----- Extract provided

The server cannot reply with an UNSTABLE reply to a stable write
request. See above.

As for your assertion that the COMMIT comes from some other thread of
execution. I don't see how that can change anything. Some thread,
somewhere has to wait for that COMMIT to complete. If it isn't your
application, then the same burden falls on another application or the
pdflush thread. While that may feel more interactive to you, it still
means that you are making the server + some local process do more work
(extra RPC round trip) for no good reason.

Trond

> =================================================================
> Brian Cowan
> Advisory Software Engineer
> ClearCase Customer Advocacy Group (CAG)

----------

__Set task A__
Condense the paragraph of the message that begins "As for your assertion" into two or three sentences, keeping its main points.
__Set task B__
Pick out each line of the records that contains the string "critic".

----- The input

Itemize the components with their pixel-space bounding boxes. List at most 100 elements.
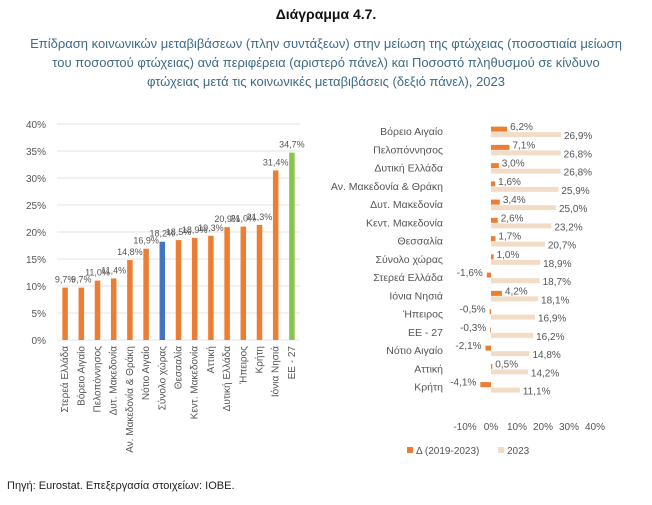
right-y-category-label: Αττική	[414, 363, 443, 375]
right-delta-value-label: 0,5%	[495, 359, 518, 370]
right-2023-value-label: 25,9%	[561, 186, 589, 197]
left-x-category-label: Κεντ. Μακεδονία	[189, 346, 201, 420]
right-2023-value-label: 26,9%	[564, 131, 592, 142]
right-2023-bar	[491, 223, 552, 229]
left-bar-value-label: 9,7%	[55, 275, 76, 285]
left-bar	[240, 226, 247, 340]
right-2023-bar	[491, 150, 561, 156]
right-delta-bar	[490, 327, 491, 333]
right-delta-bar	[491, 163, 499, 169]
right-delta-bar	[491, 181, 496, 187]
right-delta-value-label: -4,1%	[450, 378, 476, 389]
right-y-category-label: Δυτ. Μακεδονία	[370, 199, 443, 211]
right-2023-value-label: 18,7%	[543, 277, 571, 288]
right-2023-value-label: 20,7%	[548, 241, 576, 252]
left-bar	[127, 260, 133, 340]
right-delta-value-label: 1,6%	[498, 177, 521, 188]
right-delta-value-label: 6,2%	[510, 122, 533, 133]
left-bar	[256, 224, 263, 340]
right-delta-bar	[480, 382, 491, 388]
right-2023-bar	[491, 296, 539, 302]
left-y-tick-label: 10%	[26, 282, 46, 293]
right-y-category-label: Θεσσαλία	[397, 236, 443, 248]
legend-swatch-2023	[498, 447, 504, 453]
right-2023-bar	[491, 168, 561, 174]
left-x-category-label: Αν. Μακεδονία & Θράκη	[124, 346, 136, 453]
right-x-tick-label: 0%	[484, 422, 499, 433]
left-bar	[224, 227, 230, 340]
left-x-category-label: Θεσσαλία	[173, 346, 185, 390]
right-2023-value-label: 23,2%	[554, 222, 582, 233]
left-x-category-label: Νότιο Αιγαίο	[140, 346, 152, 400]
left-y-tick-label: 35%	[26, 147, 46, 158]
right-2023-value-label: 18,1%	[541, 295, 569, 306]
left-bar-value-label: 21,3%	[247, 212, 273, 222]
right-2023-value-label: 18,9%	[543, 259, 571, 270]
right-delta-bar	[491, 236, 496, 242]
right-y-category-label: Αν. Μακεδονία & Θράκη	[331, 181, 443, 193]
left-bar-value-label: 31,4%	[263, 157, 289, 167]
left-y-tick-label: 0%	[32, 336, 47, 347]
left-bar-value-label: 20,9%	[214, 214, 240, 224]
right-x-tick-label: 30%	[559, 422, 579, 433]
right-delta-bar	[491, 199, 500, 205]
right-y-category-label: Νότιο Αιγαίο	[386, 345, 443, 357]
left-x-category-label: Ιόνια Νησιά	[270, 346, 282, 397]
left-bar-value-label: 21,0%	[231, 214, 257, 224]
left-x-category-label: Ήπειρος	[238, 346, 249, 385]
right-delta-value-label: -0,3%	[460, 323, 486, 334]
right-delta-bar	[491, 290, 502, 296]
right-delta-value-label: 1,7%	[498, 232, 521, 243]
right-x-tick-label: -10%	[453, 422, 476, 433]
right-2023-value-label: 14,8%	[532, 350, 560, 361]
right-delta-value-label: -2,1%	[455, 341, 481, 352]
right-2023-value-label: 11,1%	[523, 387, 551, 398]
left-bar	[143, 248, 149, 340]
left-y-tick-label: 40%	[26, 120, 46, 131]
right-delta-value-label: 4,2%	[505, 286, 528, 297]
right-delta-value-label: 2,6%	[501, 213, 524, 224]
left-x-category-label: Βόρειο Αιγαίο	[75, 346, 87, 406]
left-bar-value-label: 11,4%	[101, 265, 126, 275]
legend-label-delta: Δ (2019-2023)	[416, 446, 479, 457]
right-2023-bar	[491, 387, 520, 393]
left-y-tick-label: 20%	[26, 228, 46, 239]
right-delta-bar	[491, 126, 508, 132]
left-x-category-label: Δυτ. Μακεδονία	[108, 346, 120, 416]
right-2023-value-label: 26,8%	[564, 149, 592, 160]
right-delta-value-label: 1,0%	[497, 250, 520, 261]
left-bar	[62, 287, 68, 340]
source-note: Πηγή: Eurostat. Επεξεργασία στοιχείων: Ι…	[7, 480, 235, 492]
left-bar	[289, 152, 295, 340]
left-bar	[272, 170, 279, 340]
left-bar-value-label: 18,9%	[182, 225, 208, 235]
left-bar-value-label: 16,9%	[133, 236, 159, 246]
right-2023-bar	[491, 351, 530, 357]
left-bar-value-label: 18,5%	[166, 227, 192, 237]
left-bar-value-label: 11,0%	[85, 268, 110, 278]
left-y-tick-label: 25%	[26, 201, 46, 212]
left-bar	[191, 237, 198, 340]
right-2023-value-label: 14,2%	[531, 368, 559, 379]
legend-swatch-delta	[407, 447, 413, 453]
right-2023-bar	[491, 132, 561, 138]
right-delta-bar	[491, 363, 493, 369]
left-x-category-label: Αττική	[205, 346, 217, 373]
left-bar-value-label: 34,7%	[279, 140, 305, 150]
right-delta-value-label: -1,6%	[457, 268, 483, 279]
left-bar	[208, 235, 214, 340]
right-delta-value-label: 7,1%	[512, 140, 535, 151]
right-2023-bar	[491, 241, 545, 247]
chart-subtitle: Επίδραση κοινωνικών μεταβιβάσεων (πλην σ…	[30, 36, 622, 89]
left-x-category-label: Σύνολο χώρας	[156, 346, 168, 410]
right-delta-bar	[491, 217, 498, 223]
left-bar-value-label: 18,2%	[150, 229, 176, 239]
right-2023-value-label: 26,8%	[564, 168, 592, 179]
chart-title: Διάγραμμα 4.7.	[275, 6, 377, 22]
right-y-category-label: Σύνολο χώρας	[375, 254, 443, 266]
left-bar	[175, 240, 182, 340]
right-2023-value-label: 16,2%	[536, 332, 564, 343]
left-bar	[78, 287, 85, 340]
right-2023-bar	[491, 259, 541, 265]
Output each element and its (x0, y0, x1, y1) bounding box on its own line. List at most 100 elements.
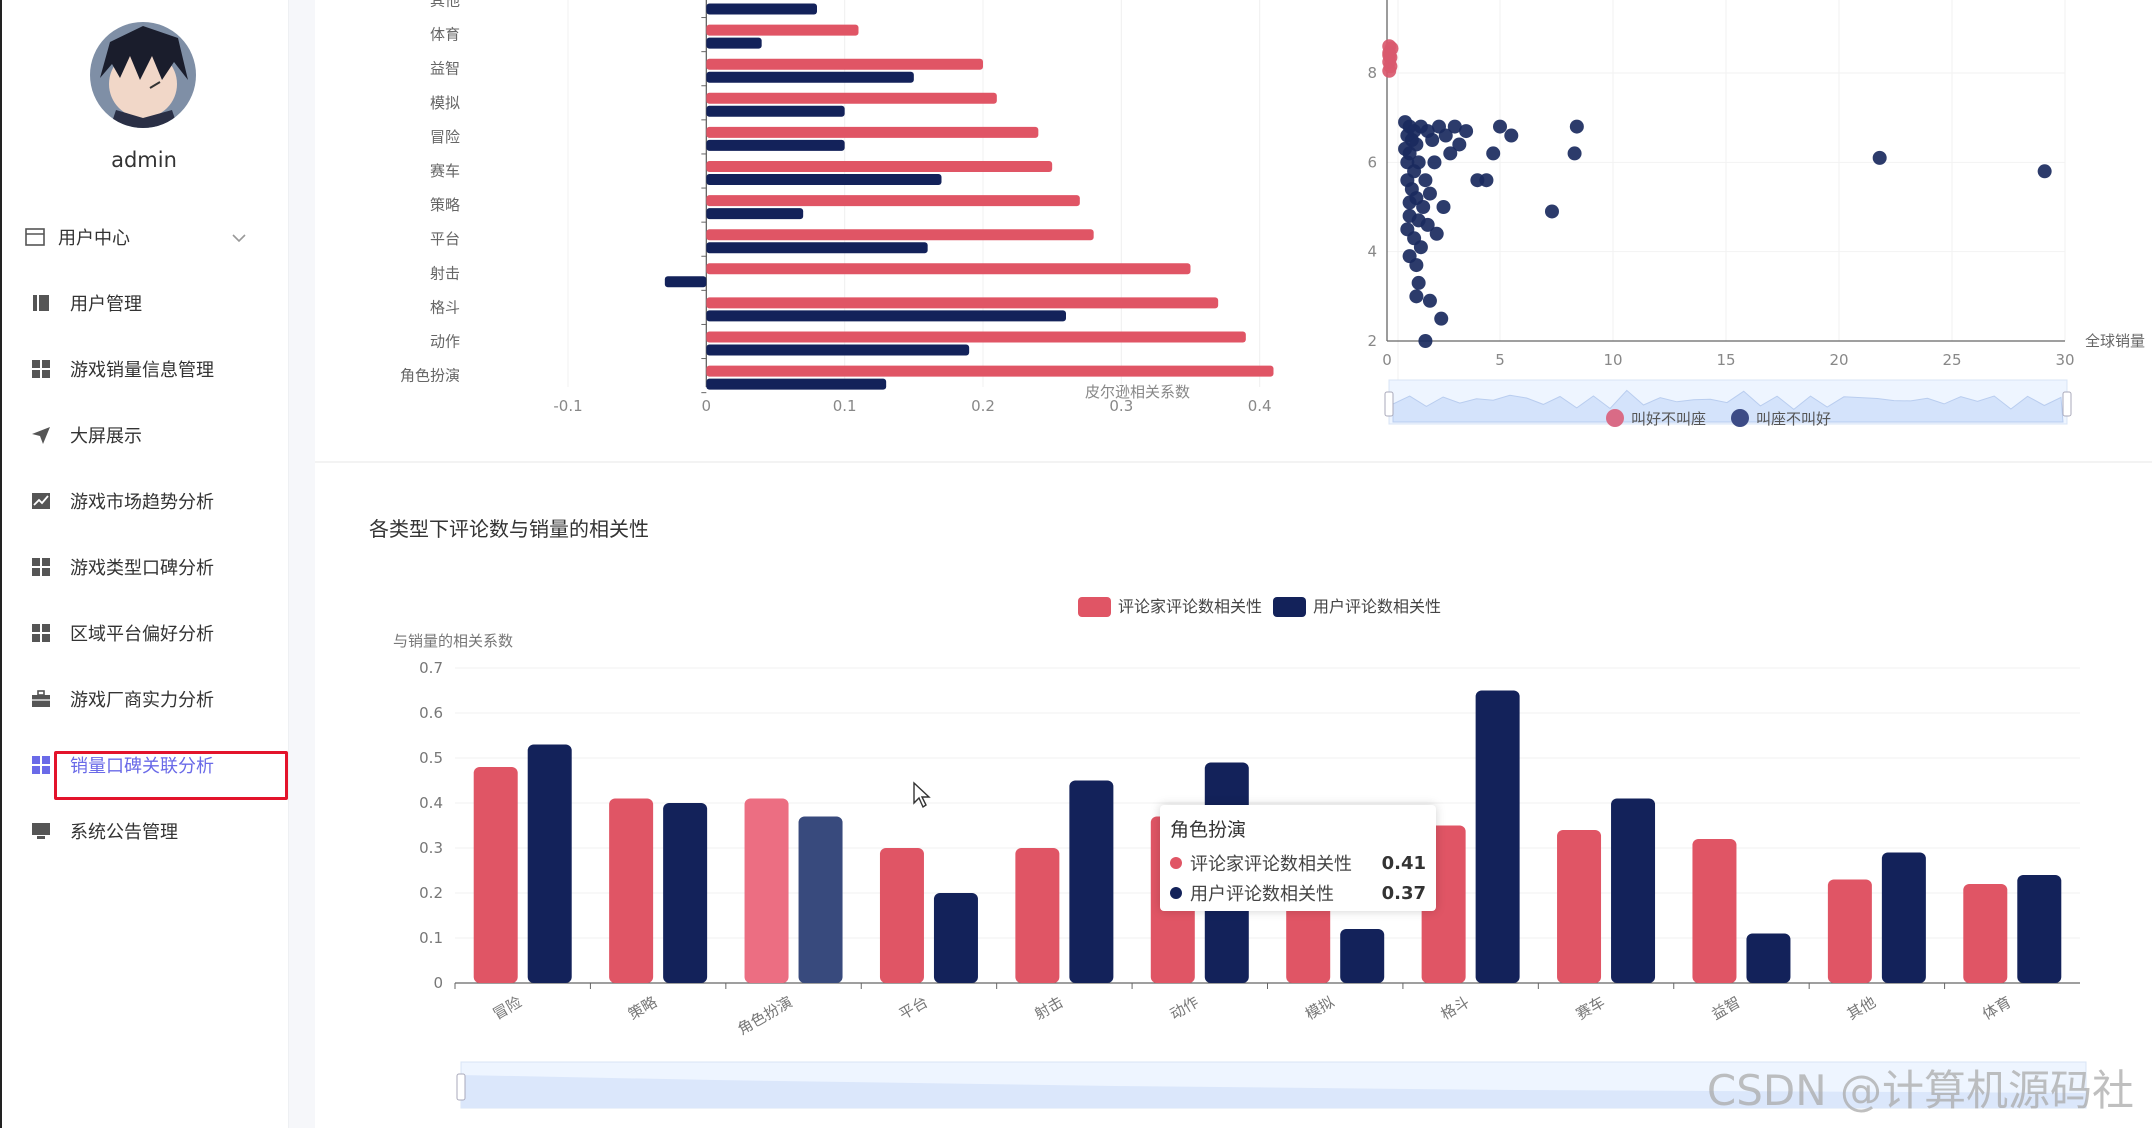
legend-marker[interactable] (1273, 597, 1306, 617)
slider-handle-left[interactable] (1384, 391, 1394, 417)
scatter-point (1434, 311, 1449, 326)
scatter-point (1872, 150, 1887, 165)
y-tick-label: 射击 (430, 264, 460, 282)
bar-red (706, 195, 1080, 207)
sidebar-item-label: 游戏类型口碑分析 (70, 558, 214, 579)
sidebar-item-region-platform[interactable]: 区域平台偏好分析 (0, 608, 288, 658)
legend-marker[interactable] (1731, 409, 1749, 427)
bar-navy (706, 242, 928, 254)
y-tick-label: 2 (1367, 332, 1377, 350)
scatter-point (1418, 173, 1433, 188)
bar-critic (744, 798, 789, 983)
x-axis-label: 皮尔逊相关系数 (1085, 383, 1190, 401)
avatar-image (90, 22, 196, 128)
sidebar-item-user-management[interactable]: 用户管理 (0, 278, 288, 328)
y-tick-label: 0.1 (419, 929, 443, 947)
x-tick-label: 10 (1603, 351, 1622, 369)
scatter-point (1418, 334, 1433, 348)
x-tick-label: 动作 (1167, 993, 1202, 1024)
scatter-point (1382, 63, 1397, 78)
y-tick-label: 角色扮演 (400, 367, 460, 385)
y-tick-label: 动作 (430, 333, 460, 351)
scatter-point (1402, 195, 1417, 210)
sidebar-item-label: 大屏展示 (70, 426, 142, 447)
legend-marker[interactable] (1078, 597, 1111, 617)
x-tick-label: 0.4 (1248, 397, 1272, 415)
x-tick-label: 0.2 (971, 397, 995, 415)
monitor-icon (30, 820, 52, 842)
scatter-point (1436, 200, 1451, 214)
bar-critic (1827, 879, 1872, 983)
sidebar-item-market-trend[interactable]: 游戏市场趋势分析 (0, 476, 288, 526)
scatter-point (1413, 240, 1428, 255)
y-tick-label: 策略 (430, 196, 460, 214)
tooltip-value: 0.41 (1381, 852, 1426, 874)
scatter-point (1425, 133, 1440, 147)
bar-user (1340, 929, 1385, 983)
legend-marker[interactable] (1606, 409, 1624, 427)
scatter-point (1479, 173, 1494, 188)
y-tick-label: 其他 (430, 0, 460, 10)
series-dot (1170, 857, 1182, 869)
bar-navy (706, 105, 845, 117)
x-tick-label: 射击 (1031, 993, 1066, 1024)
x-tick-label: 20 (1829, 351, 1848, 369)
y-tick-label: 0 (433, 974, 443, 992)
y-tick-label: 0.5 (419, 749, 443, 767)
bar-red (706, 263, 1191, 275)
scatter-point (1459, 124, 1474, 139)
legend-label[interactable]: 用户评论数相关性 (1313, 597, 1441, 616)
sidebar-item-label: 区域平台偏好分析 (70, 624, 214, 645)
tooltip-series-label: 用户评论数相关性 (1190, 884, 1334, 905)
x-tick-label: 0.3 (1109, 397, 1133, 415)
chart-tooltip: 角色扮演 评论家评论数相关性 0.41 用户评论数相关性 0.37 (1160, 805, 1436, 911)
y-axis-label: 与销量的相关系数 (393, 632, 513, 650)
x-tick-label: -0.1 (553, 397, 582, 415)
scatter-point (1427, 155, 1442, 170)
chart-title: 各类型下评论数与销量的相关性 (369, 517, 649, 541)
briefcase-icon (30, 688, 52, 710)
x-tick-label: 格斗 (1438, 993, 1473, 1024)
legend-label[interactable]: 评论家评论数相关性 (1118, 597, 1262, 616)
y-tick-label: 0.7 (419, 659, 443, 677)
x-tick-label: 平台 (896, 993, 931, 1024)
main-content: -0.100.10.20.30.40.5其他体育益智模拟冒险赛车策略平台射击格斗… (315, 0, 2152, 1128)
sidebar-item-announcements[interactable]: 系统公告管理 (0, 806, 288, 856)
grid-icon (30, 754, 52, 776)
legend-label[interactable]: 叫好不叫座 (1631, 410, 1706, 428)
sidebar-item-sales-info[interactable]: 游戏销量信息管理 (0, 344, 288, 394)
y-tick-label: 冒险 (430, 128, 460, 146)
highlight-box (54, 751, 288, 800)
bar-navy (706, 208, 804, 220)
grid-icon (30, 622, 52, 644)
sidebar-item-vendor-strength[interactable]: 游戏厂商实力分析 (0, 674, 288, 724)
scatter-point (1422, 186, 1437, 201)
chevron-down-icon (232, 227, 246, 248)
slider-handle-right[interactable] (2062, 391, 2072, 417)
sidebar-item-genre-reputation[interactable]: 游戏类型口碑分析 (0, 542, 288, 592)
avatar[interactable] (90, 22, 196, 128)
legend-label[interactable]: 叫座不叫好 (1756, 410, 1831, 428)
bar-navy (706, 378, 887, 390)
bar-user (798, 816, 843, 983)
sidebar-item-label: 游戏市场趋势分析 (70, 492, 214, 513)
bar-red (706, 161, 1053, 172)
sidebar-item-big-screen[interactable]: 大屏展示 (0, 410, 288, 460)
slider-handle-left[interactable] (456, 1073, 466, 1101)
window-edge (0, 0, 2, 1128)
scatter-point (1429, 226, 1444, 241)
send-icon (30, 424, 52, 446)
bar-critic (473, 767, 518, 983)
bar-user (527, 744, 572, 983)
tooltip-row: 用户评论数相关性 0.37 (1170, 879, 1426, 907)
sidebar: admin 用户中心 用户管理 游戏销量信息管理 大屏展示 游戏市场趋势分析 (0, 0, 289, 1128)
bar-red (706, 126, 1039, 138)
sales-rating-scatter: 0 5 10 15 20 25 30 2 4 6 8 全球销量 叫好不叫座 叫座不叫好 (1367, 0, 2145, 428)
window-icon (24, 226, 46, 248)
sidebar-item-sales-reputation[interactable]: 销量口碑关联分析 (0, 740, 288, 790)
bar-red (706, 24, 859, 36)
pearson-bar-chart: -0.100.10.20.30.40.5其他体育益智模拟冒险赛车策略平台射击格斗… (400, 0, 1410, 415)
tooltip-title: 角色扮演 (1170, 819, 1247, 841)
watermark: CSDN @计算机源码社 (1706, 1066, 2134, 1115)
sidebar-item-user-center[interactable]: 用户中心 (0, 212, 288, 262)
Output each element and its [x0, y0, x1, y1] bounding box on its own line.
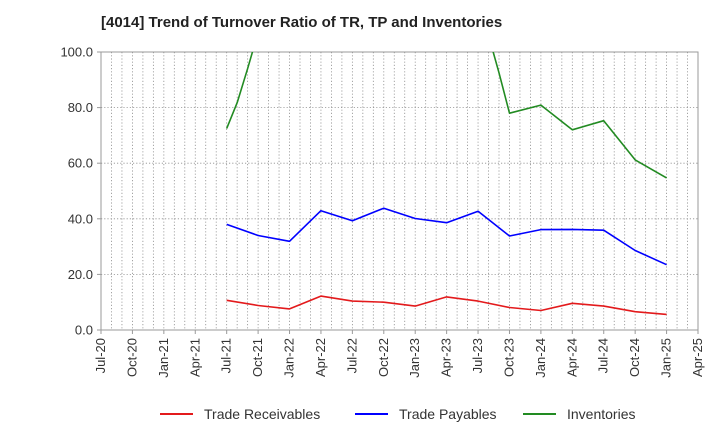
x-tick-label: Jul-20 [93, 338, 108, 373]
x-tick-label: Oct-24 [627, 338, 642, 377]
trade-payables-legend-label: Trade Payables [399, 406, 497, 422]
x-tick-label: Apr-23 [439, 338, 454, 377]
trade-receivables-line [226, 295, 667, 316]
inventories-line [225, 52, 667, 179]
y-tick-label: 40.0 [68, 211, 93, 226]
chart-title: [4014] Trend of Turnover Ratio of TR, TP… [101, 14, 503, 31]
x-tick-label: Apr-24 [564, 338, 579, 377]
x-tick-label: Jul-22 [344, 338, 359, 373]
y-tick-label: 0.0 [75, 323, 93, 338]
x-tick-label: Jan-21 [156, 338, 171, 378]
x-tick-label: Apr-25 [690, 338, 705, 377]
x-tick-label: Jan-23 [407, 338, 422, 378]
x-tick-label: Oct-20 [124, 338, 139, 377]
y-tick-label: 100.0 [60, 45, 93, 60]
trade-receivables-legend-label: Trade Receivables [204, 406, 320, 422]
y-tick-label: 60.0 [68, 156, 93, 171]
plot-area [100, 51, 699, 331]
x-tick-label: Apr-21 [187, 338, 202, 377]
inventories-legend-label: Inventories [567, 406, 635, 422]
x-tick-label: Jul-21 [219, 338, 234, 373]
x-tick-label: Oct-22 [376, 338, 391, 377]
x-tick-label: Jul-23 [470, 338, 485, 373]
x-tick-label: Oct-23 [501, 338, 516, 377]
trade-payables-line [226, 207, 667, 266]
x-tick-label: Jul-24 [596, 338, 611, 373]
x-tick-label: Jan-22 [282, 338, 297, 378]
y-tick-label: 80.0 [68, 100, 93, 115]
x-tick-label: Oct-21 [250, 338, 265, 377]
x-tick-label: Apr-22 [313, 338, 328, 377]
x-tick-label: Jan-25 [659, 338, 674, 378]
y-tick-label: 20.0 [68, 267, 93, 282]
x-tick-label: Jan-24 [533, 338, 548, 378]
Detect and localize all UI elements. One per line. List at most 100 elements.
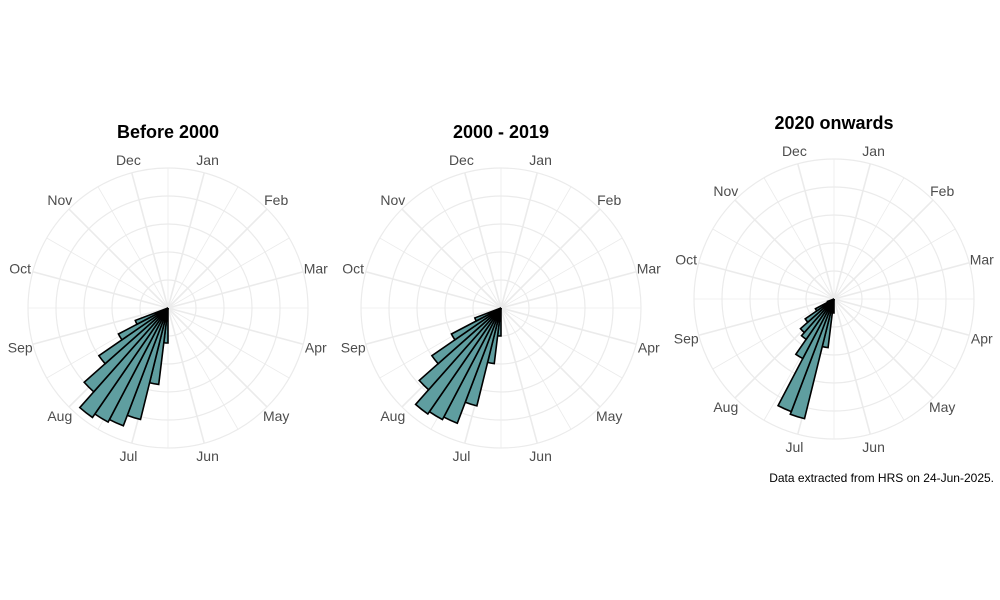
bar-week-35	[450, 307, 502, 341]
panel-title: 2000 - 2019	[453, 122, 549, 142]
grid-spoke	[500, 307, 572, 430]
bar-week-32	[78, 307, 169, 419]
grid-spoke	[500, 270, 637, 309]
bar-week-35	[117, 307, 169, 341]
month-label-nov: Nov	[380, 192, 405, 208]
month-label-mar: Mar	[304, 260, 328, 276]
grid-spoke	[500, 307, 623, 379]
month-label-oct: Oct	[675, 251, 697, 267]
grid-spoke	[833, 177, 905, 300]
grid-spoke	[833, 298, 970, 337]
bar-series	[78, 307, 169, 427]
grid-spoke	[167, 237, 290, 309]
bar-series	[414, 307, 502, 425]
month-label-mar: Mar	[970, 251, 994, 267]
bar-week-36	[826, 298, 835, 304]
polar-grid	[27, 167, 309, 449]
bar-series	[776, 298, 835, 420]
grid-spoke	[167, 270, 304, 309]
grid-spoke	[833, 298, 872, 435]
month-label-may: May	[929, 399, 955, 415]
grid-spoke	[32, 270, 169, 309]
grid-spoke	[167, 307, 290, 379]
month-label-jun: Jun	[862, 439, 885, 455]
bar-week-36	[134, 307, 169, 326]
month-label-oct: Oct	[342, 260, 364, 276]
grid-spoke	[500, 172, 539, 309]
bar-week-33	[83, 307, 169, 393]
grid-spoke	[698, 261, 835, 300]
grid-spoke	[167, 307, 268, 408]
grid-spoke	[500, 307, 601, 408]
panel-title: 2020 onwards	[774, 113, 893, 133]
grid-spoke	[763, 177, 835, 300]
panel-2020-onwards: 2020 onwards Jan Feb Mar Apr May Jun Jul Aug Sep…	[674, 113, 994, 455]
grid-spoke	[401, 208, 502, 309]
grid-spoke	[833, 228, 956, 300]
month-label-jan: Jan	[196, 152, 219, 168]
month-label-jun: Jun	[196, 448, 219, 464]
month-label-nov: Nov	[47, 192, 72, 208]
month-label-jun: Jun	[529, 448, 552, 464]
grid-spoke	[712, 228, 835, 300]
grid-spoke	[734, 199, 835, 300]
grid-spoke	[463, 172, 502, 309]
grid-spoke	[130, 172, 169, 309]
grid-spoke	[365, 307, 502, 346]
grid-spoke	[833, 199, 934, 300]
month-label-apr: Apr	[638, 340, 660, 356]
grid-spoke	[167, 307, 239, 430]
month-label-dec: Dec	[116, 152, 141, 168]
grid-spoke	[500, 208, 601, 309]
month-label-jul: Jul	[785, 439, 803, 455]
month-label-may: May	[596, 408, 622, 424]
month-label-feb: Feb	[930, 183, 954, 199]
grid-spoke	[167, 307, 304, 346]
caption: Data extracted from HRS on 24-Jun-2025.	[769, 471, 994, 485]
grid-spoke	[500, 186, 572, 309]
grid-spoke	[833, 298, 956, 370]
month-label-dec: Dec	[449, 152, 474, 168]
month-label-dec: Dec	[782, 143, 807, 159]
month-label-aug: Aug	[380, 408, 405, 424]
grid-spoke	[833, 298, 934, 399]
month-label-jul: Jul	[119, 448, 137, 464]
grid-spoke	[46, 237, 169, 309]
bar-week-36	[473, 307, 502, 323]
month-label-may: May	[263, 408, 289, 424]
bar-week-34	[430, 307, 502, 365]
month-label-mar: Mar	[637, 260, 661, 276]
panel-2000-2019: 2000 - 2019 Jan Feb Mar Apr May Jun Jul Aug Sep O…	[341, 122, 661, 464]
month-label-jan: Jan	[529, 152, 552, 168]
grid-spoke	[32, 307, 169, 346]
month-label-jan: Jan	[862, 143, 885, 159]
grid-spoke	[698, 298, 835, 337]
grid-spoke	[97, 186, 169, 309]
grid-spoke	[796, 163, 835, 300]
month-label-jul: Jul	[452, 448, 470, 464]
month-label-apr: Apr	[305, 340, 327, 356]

----------

__Full solution A__
Having the COMMIT come from another thread of execution changes nothing, since some thread must still wait for it to complete. If the application does not wait, another application or the pdflush thread bears that burden instead. That may feel more interactive, but it still makes the server and a local process do extra work, an additional RPC round trip, for no good reason.

__Full solution B__
bar-critic (744, 798, 789, 983)
bar-critic (1827, 879, 1872, 983)
bar-critic (473, 767, 518, 983)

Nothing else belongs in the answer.